CHALLENGE. Find all lines in the listing that include the word "dziennika", then copy them.

• • • •

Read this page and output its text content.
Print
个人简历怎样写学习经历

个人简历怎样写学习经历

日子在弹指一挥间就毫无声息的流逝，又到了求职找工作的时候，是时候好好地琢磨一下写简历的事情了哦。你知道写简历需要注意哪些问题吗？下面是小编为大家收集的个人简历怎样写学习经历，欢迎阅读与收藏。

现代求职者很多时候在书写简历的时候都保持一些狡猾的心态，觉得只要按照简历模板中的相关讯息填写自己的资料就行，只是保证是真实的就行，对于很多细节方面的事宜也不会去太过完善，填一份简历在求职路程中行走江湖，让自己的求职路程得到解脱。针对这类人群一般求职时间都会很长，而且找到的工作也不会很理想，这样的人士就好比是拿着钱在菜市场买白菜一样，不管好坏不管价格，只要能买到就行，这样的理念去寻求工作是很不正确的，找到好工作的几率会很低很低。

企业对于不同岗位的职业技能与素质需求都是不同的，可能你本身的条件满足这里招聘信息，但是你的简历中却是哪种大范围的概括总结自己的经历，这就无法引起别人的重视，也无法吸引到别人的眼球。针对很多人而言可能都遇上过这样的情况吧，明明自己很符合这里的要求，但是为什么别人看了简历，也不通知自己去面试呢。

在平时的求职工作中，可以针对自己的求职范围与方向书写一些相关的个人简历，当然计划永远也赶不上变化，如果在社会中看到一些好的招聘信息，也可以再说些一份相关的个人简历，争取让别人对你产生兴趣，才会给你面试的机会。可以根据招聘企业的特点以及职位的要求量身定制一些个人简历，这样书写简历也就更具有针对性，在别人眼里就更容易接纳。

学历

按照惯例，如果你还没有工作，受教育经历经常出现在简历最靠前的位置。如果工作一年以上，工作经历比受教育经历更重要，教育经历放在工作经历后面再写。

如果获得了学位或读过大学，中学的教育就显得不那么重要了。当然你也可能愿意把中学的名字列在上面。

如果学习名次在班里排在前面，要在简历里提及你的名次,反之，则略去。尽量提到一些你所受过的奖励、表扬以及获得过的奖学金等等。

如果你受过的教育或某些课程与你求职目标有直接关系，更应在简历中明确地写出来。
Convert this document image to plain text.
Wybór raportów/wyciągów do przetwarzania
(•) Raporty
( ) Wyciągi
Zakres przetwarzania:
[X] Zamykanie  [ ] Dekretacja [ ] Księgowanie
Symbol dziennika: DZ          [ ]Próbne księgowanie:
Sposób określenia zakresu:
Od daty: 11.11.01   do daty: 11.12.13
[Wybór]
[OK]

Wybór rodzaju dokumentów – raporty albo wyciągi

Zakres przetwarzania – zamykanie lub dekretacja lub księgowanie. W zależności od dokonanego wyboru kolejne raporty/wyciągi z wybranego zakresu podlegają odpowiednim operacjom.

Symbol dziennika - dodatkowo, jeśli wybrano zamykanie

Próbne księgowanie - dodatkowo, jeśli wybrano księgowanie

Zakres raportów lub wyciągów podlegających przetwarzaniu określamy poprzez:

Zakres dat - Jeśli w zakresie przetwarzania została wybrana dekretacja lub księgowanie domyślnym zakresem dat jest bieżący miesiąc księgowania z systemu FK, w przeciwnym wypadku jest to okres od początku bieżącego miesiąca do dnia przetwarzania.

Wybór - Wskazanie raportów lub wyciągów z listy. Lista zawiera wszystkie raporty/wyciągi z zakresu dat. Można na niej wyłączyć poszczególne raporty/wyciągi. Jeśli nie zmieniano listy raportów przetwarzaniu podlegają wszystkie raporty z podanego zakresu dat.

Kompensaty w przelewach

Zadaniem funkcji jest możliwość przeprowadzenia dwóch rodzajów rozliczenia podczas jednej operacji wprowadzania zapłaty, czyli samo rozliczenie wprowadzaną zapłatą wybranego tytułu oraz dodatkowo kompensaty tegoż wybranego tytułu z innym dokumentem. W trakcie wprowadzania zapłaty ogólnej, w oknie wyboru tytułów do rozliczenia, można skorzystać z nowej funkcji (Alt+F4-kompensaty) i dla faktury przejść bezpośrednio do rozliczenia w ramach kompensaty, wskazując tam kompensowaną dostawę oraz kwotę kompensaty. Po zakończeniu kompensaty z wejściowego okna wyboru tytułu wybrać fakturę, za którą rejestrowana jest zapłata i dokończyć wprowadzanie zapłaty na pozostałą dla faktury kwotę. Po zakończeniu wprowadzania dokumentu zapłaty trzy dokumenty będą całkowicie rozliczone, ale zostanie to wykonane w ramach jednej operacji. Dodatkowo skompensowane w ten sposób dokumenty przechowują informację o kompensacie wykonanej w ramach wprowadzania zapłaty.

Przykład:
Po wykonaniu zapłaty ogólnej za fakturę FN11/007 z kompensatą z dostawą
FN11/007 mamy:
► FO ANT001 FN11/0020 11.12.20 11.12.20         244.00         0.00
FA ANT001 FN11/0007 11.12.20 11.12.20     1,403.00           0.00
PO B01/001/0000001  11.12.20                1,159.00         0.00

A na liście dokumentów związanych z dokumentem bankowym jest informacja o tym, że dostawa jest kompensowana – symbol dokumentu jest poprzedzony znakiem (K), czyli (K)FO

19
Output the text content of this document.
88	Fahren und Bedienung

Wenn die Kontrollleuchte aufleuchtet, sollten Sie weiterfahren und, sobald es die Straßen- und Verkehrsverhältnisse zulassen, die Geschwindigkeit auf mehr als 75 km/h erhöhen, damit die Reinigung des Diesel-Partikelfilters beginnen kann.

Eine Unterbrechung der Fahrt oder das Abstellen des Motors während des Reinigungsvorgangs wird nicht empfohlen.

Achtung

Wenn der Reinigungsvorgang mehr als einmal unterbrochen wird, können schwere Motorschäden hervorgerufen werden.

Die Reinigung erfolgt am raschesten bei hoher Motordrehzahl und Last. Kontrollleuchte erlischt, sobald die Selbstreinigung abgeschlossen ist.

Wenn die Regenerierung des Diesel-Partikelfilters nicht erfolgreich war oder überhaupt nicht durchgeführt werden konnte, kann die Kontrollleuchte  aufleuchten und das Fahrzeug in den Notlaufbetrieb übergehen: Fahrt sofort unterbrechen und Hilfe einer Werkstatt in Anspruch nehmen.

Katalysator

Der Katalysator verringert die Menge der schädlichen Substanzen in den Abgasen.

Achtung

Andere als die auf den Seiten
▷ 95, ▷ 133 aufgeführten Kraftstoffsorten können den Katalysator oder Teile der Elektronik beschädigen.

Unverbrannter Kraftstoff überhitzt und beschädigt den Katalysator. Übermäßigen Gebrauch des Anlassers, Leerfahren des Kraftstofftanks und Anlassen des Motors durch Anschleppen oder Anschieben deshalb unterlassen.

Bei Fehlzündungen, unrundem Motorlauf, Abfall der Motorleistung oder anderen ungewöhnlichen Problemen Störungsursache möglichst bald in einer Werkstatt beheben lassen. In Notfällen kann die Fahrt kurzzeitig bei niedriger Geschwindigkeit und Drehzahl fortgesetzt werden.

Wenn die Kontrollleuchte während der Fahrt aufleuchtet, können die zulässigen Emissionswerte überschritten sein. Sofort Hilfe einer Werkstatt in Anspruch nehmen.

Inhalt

• • • •

WRITTEN SOLUTION.
Symbol dziennika: DZ          [ ]Próbne księgowanie:
Symbol dziennika - dodatkowo, jeśli wybrano zamykanie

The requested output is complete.